_Task instructions_.
Please transcribe the listing below in full and word for word, without its pictures.

=== Dataset records ===

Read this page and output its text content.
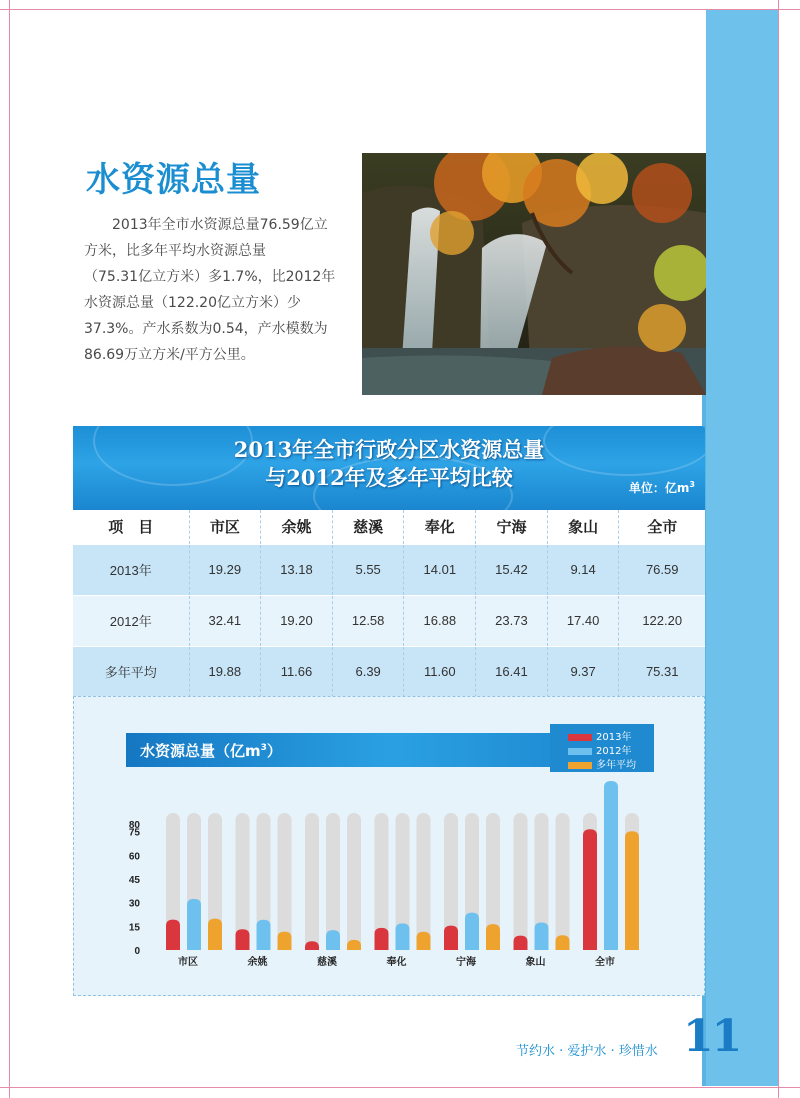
水资源总量
2013年全市水资源总量76.59亿立
方米，比多年平均水资源总量
（75.31亿立方米）多1.7%，比2012年
水资源总量（122.20亿立方米）少
37.3%。产水系数为0.54，产水模数为
86.69万立方米/平方公里。
2013年全市行政分区水资源总量
与2012年及多年平均比较	单位：亿$m^3$
项　目	市区	余姚	慈溪	奉化	宁海	象山	全市
2013年	19.29	13.18	5.55	14.01	15.42	9.14	76.59
2012年	32.41	19.20	12.58	16.88	23.73	17.40	122.20
多年平均	19.88	11.66	6.39	11.60	16.41	9.37	75.31
水资源总量（亿$m^3$）
2013年
2012年
多年平均
0
15
30
45
60
75
80
市区	余姚	慈溪	奉化	宁海	象山	全市
节约水 · 爱护水 · 珍惜水 11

===

_Solution_.
Read this page and output its text content.
水资源总量
2013年全市水资源总量76.59亿立
方米，比多年平均水资源总量
（75.31亿立方米）多1.7%，比2012年
水资源总量（122.20亿立方米）少
37.3%。产水系数为0.54，产水模数为
86.69万立方米/平方公里。
2013年全市行政分区水资源总量
与2012年及多年平均比较	单位：亿$m^3$
项　目	市区	余姚	慈溪	奉化	宁海	象山	全市
2013年	19.29	13.18	5.55	14.01	15.42	9.14	76.59
2012年	32.41	19.20	12.58	16.88	23.73	17.40	122.20
多年平均	19.88	11.66	6.39	11.60	16.41	9.37	75.31
水资源总量（亿$m^3$）
2013年
2012年
多年平均
0
15
30
45
60
75
80
市区	余姚	慈溪	奉化	宁海	象山	全市
节约水 · 爱护水 · 珍惜水 11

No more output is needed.